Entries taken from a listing
━━━━━━━━━━━━━━━━━━━━

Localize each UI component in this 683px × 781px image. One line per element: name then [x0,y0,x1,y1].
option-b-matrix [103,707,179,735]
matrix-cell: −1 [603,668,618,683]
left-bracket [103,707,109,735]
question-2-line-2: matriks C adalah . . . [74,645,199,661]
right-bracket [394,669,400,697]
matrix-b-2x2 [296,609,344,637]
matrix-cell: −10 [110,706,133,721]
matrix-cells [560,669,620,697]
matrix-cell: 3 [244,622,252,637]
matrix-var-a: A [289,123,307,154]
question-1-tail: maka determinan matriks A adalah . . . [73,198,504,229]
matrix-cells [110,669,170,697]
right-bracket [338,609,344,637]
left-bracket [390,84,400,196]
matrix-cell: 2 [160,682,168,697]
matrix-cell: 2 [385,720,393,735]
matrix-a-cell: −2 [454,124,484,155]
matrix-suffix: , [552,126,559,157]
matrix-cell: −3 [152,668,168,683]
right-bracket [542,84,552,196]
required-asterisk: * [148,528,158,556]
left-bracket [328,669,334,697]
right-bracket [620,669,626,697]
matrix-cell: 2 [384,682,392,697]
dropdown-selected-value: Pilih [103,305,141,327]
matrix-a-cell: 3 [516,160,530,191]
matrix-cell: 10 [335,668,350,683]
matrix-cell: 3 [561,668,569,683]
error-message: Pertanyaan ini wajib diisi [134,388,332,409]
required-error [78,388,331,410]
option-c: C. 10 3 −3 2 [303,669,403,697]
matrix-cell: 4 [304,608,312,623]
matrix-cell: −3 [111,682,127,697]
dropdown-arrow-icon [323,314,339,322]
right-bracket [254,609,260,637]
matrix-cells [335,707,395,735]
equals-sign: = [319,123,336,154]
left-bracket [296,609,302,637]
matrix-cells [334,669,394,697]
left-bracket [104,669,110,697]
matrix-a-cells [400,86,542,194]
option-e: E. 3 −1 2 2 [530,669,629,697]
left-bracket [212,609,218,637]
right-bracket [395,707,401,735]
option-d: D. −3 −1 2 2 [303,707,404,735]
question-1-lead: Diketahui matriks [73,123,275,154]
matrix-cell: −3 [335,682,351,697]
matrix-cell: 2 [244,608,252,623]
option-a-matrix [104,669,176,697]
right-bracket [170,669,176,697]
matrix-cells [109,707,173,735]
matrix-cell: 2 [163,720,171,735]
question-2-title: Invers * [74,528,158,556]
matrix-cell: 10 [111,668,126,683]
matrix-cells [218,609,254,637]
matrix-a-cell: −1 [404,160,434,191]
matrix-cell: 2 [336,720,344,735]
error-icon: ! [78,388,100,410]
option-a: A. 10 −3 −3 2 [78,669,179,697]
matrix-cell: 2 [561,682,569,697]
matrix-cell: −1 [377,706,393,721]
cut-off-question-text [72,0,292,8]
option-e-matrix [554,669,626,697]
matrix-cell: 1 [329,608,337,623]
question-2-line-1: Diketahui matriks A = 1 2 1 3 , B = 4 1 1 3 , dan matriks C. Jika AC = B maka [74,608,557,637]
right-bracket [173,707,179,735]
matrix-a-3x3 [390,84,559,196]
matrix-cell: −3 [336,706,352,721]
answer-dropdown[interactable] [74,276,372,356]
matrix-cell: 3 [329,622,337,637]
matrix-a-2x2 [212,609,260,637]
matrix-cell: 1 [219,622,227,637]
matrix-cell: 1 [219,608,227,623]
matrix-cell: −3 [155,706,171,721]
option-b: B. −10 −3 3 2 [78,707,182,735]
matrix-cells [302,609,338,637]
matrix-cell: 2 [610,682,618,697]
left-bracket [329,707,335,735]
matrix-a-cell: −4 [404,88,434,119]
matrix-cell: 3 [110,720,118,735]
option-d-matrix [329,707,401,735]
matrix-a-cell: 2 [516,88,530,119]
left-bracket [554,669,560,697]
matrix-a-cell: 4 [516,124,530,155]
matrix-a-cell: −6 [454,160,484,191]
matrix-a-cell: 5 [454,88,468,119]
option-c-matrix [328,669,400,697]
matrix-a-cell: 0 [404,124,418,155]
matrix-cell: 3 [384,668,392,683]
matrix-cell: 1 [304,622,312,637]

━━━━━━━━━━━━━━━━━━━━

- **TASK DIRECTIONS**:
Copy out every line of the listing above word for word, keeping each one as it stands.

- **TASK SOLUTION**:
Localize each UI component in this 683px × 781px image. One line per element: name then [x0,y0,x1,y1].
option-b-matrix [103,707,179,735]
matrix-cell: −1 [603,668,618,683]
left-bracket [103,707,109,735]
question-2-line-2: matriks C adalah . . . [74,645,199,661]
right-bracket [394,669,400,697]
matrix-b-2x2 [296,609,344,637]
matrix-cell: −10 [110,706,133,721]
matrix-cells [560,669,620,697]
matrix-cell: 3 [244,622,252,637]
matrix-var-a: A [289,123,307,154]
question-1-tail: maka determinan matriks A adalah . . . [73,198,504,229]
matrix-cells [110,669,170,697]
right-bracket [338,609,344,637]
left-bracket [390,84,400,196]
matrix-cell: 2 [160,682,168,697]
matrix-cell: 2 [385,720,393,735]
matrix-a-cell: −2 [454,124,484,155]
matrix-suffix: , [552,126,559,157]
matrix-cell: −3 [152,668,168,683]
right-bracket [542,84,552,196]
required-asterisk: * [148,528,158,556]
left-bracket [328,669,334,697]
right-bracket [620,669,626,697]
matrix-cell: 2 [384,682,392,697]
dropdown-selected-value: Pilih [103,305,141,327]
matrix-a-cell: 3 [516,160,530,191]
matrix-cell: 10 [335,668,350,683]
matrix-cell: 3 [561,668,569,683]
error-message: Pertanyaan ini wajib diisi [134,388,332,409]
required-error [78,388,331,410]
option-c: C. 10 3 −3 2 [303,669,403,697]
matrix-cell: 4 [304,608,312,623]
matrix-cell: −3 [111,682,127,697]
dropdown-arrow-icon [323,314,339,322]
right-bracket [254,609,260,637]
matrix-cells [335,707,395,735]
equals-sign: = [319,123,336,154]
left-bracket [296,609,302,637]
matrix-cells [334,669,394,697]
left-bracket [104,669,110,697]
matrix-a-cells [400,86,542,194]
option-e: E. 3 −1 2 2 [530,669,629,697]
left-bracket [212,609,218,637]
right-bracket [395,707,401,735]
option-d: D. −3 −1 2 2 [303,707,404,735]
question-1-lead: Diketahui matriks [73,123,275,154]
matrix-cell: −3 [335,682,351,697]
matrix-cell: 2 [244,608,252,623]
option-a-matrix [104,669,176,697]
right-bracket [170,669,176,697]
matrix-cells [109,707,173,735]
matrix-cell: 2 [163,720,171,735]
question-2-title: Invers * [74,528,158,556]
matrix-cell: 10 [111,668,126,683]
matrix-cells [218,609,254,637]
matrix-a-cell: −1 [404,160,434,191]
matrix-cell: 2 [336,720,344,735]
error-icon: ! [78,388,100,410]
option-a: A. 10 −3 −3 2 [78,669,179,697]
matrix-cell: 2 [561,682,569,697]
matrix-cell: −1 [377,706,393,721]
cut-off-question-text [72,0,292,8]
option-e-matrix [554,669,626,697]
matrix-cell: 1 [329,608,337,623]
question-2-line-1: Diketahui matriks A = 1 2 1 3 , B = 4 1 1 3 , dan matriks C. Jika AC = B maka [74,608,557,637]
right-bracket [173,707,179,735]
matrix-a-3x3 [390,84,559,196]
matrix-cell: −3 [336,706,352,721]
answer-dropdown[interactable] [74,276,372,356]
matrix-cell: 3 [329,622,337,637]
matrix-a-2x2 [212,609,260,637]
matrix-cell: 1 [219,622,227,637]
matrix-cell: 1 [219,608,227,623]
matrix-cell: −3 [155,706,171,721]
option-b: B. −10 −3 3 2 [78,707,182,735]
matrix-cells [302,609,338,637]
matrix-cell: 2 [610,682,618,697]
left-bracket [329,707,335,735]
matrix-a-cell: −4 [404,88,434,119]
matrix-cell: 3 [110,720,118,735]
option-d-matrix [329,707,401,735]
matrix-a-cell: 2 [516,88,530,119]
left-bracket [554,669,560,697]
matrix-a-cell: 4 [516,124,530,155]
matrix-a-cell: −6 [454,160,484,191]
matrix-a-cell: 5 [454,88,468,119]
option-c-matrix [328,669,400,697]
matrix-a-cell: 0 [404,124,418,155]
matrix-cell: 3 [384,668,392,683]
matrix-cell: 1 [304,622,312,637]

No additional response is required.